→ Sayfa metni:
--
Genellikle Kürt sorunu konusunda derin devletin sözcüsü olan Taha Akyol ise artık bir “milli mesele” olan THY grevi konusuna 8 Ağustos tarihli köşe yazısında “parmak basmış” oldu. Akyol, Karakaş gibi sendikacılık tarihi anlatmaya kalkmadı. Ancak 1980 öncesinin “uzlaşmaz sınıf sendikacılığı” anlayışını kendince yerden yere vurmaya çalıştı. Grevin geçmiş dönemlerde önemli bir eylem biçimi olduğunu söyleyerek hakkını veren Akyol, “grev, teknik ve büro hizmetlerinin öne geçtiği çağımızda artık sahibine zarar veren demode bir silahtır” diyerek THY çalışanlarını “kendi ayağına kurşun sıkmamaya” çağırdı. Akyol, “militan sendikacılık” ve “sınıf savaşı”nın geçmişte kaldığını vurgulayarak “D”İSK’in bugünkü uzlaşmacı çizgisini “rasyonel ve verimli çalışan sendika” örneği olarak göstermeyi de ihmal etmedi.

Sermayenin huzuru bozuluyor mu?

Sermaye sınıfını bir bütün olarak saldırıya geçiren bu gelişmelerin gerisinde yıllardır yaşadıkları “huzur” ortamı yatıyor. Milyonlarla ifade edilen işsizliğin sürekli olarak tırmandığı, işsizlik sopasıyla çalışanların terbiye edildiği, grevsiz, toplusözleşmesiz, sendikasız ve sigortasız çalışmanın sıradan hale geldiği, kısacası sermaye için “iş barışı”nın tesis edildiği bir “huzur” ortamında arka arkaya gelen grev sesleri elbette ki onların huzurunu bozacaktır. Hele hele işçi sınıfının bölünüp parçalandığı bir ortamda bu seslerin eş zamanlı olarak gündeme gelmesi ve birleşme zeminleri onları çok daha fazla tedirgin edecektir.

Bu nedenle gelinen aşamada sermaye sınıfını rahatsız edenin, herhangi bir sektörde yaşanacak grevin ekonomik etkileri değil, tam tersine bu unutturulan silahın tekrar hatırlanması ve gücünün ispatlanması olduğu aşikardır. Sermaye cephesinin topyekûn saldırısının arkasında gerçekte geleceğe dair duyulan korkunun kendisi vardır.

Grev işçi sınıfının en önemli mücadele araçlarından biridir!
--
→ Veri bölümü:
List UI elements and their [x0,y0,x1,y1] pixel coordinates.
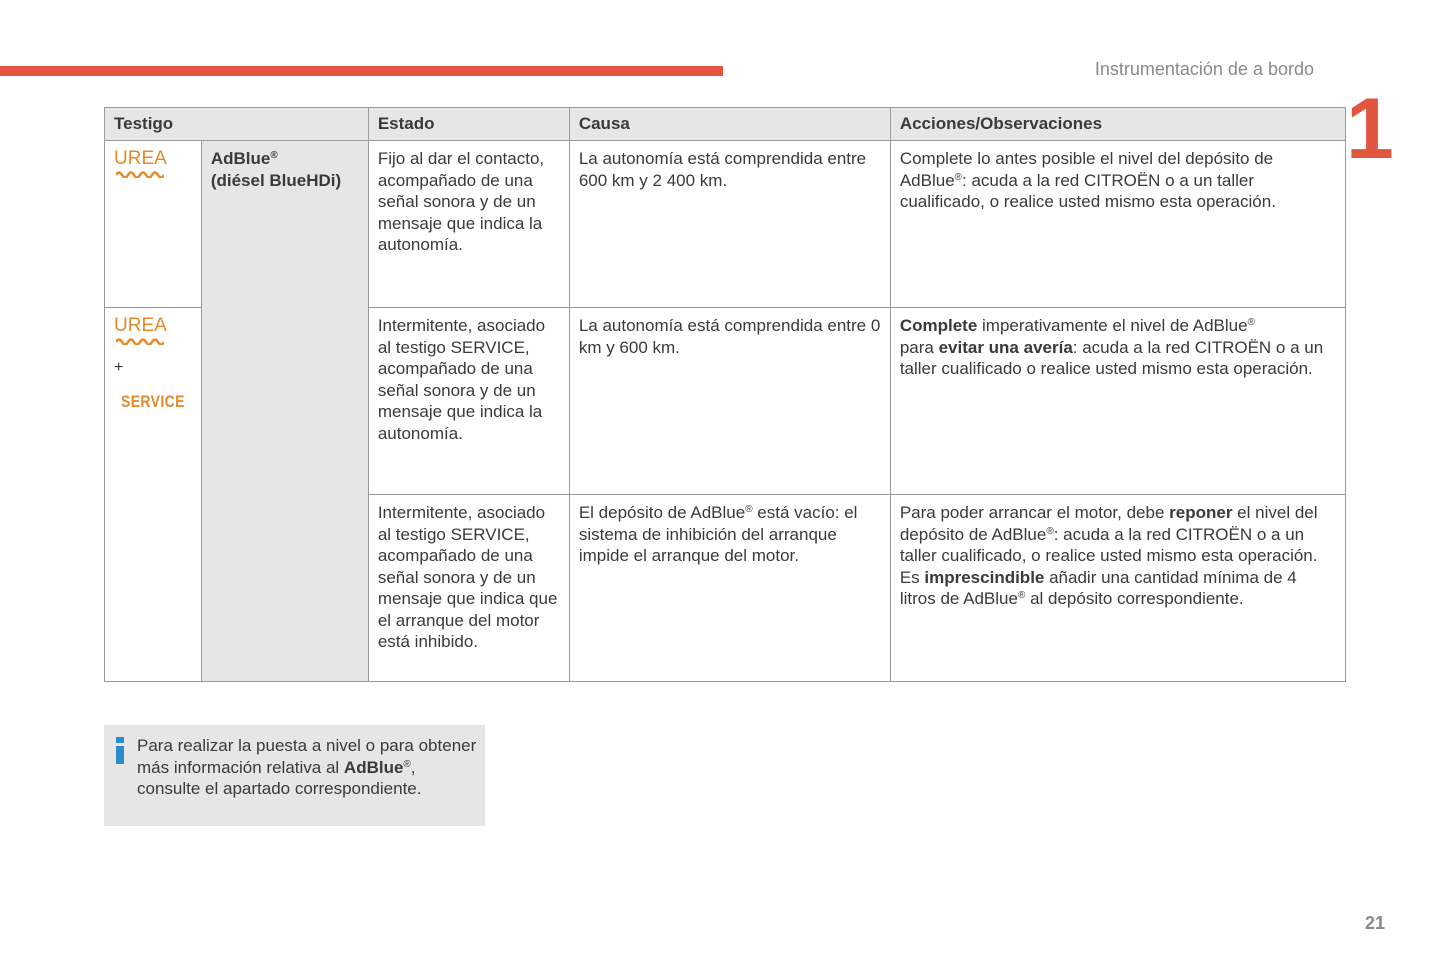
--
→ Yazılı görevler:
[1] Sayfa metnine göre Taha Akyol, THY grevini ele aldığı köşe yazısını hangi tarihte yayımladı?
[2] Sayfa metninde "Sermaye sınıfını bir" ile "fazla tedirgin edecektir." arasındaki bölümü, bu ifadeler de dahil olmak üzere, hiçbir değişiklik yapmadan yaz.

→ Görev çözümleri:
[1] 8 Ağustos tarihli köşe yazısında.

[2]
Sermaye sınıfını bir bütün olarak saldırıya geçiren bu gelişmelerin gerisinde yıllardır yaşadıkları “huzur” ortamı yatıyor. Milyonlarla ifade edilen işsizliğin sürekli olarak tırmandığı, işsizlik sopasıyla çalışanların terbiye edildiği, grevsiz, toplusözleşmesiz, sendikasız ve sigortasız çalışmanın sıradan hale geldiği, kısacası sermaye için “iş barışı”nın tesis edildiği bir “huzur” ortamında arka arkaya gelen grev sesleri elbette ki onların huzurunu bozacaktır. Hele hele işçi sınıfının bölünüp parçalandığı bir ortamda bu seslerin eş zamanlı olarak gündeme gelmesi ve birleşme zeminleri onları çok daha fazla tedirgin edecektir.